■ **Stated task**: Copy out the entries below in full and exactly.

■ **Material provided**:
-- Begin --

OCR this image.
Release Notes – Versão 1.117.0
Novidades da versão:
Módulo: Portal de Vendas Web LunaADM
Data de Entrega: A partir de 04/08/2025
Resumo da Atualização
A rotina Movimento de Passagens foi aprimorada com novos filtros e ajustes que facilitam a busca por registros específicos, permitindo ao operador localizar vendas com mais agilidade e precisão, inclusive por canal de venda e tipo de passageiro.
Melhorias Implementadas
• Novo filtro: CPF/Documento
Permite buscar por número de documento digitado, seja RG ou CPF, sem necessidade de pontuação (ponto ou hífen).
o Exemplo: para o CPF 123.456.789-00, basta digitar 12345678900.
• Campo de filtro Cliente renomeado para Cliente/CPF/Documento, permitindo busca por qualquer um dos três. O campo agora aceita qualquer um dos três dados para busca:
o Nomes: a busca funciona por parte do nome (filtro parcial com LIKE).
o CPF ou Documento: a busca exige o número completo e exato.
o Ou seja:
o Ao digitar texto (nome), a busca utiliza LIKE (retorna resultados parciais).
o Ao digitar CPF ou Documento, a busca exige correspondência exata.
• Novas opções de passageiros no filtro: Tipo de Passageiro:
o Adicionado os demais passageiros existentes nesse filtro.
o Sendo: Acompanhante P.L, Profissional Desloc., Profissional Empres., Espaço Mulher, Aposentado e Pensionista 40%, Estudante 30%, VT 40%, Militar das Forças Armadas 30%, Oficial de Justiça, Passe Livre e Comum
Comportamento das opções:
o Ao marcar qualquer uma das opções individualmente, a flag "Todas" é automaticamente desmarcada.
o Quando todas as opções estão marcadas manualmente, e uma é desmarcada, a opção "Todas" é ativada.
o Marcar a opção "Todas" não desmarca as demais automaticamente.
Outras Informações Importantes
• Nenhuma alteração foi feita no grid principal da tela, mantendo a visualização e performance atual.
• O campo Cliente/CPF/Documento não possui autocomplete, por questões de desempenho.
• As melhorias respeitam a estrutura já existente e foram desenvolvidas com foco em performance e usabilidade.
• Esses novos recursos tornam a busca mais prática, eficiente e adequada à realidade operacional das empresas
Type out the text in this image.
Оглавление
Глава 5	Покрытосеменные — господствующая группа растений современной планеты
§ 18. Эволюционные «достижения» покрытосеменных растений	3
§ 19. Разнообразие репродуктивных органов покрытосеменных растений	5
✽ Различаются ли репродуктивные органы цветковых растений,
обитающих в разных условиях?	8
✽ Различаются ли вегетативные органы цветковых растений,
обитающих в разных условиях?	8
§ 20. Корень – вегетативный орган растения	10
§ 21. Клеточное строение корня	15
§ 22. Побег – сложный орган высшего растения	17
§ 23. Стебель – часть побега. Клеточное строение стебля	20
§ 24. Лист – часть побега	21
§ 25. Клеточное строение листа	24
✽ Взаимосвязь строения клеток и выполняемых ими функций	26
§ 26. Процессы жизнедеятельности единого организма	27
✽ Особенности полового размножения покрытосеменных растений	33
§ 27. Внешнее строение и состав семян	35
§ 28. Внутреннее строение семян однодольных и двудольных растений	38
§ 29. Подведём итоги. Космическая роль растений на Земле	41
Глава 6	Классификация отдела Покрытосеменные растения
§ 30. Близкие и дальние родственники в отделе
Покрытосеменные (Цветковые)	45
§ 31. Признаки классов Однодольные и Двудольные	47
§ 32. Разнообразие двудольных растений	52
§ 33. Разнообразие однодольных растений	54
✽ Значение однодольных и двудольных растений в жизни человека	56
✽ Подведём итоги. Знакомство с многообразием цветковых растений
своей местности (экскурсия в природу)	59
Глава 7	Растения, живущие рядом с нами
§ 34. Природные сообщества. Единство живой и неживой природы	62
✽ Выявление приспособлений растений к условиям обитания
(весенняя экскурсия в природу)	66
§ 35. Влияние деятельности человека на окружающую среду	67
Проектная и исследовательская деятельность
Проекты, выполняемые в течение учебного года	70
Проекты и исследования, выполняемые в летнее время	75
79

-- End --

■ **Answer to the exercise**:
OCR this image.
Release Notes – Versão 1.117.0
Novidades da versão:
Módulo: Portal de Vendas Web LunaADM
Data de Entrega: A partir de 04/08/2025
Resumo da Atualização
A rotina Movimento de Passagens foi aprimorada com novos filtros e ajustes que facilitam a busca por registros específicos, permitindo ao operador localizar vendas com mais agilidade e precisão, inclusive por canal de venda e tipo de passageiro.
Melhorias Implementadas
• Novo filtro: CPF/Documento
Permite buscar por número de documento digitado, seja RG ou CPF, sem necessidade de pontuação (ponto ou hífen).
o Exemplo: para o CPF 123.456.789-00, basta digitar 12345678900.
• Campo de filtro Cliente renomeado para Cliente/CPF/Documento, permitindo busca por qualquer um dos três. O campo agora aceita qualquer um dos três dados para busca:
o Nomes: a busca funciona por parte do nome (filtro parcial com LIKE).
o CPF ou Documento: a busca exige o número completo e exato.
o Ou seja:
o Ao digitar texto (nome), a busca utiliza LIKE (retorna resultados parciais).
o Ao digitar CPF ou Documento, a busca exige correspondência exata.
• Novas opções de passageiros no filtro: Tipo de Passageiro:
o Adicionado os demais passageiros existentes nesse filtro.
o Sendo: Acompanhante P.L, Profissional Desloc., Profissional Empres., Espaço Mulher, Aposentado e Pensionista 40%, Estudante 30%, VT 40%, Militar das Forças Armadas 30%, Oficial de Justiça, Passe Livre e Comum
Comportamento das opções:
o Ao marcar qualquer uma das opções individualmente, a flag "Todas" é automaticamente desmarcada.
o Quando todas as opções estão marcadas manualmente, e uma é desmarcada, a opção "Todas" é ativada.
o Marcar a opção "Todas" não desmarca as demais automaticamente.
Outras Informações Importantes
• Nenhuma alteração foi feita no grid principal da tela, mantendo a visualização e performance atual.
• O campo Cliente/CPF/Documento não possui autocomplete, por questões de desempenho.
• As melhorias respeitam a estrutura já existente e foram desenvolvidas com foco em performance e usabilidade.
• Esses novos recursos tornam a busca mais prática, eficiente e adequada à realidade operacional das empresas
Type out the text in this image.
Оглавление
Глава 5	Покрытосеменные — господствующая группа растений современной планеты
§ 18. Эволюционные «достижения» покрытосеменных растений	3
§ 19. Разнообразие репродуктивных органов покрытосеменных растений	5
✽ Различаются ли репродуктивные органы цветковых растений,
обитающих в разных условиях?	8
✽ Различаются ли вегетативные органы цветковых растений,
обитающих в разных условиях?	8
§ 20. Корень – вегетативный орган растения	10
§ 21. Клеточное строение корня	15
§ 22. Побег – сложный орган высшего растения	17
§ 23. Стебель – часть побега. Клеточное строение стебля	20
§ 24. Лист – часть побега	21
§ 25. Клеточное строение листа	24
✽ Взаимосвязь строения клеток и выполняемых ими функций	26
§ 26. Процессы жизнедеятельности единого организма	27
✽ Особенности полового размножения покрытосеменных растений	33
§ 27. Внешнее строение и состав семян	35
§ 28. Внутреннее строение семян однодольных и двудольных растений	38
§ 29. Подведём итоги. Космическая роль растений на Земле	41
Глава 6	Классификация отдела Покрытосеменные растения
§ 30. Близкие и дальние родственники в отделе
Покрытосеменные (Цветковые)	45
§ 31. Признаки классов Однодольные и Двудольные	47
§ 32. Разнообразие двудольных растений	52
§ 33. Разнообразие однодольных растений	54
✽ Значение однодольных и двудольных растений в жизни человека	56
✽ Подведём итоги. Знакомство с многообразием цветковых растений
своей местности (экскурсия в природу)	59
Глава 7	Растения, живущие рядом с нами
§ 34. Природные сообщества. Единство живой и неживой природы	62
✽ Выявление приспособлений растений к условиям обитания
(весенняя экскурсия в природу)	66
§ 35. Влияние деятельности человека на окружающую среду	67
Проектная и исследовательская деятельность
Проекты, выполняемые в течение учебного года	70
Проекты и исследования, выполняемые в летнее время	75
79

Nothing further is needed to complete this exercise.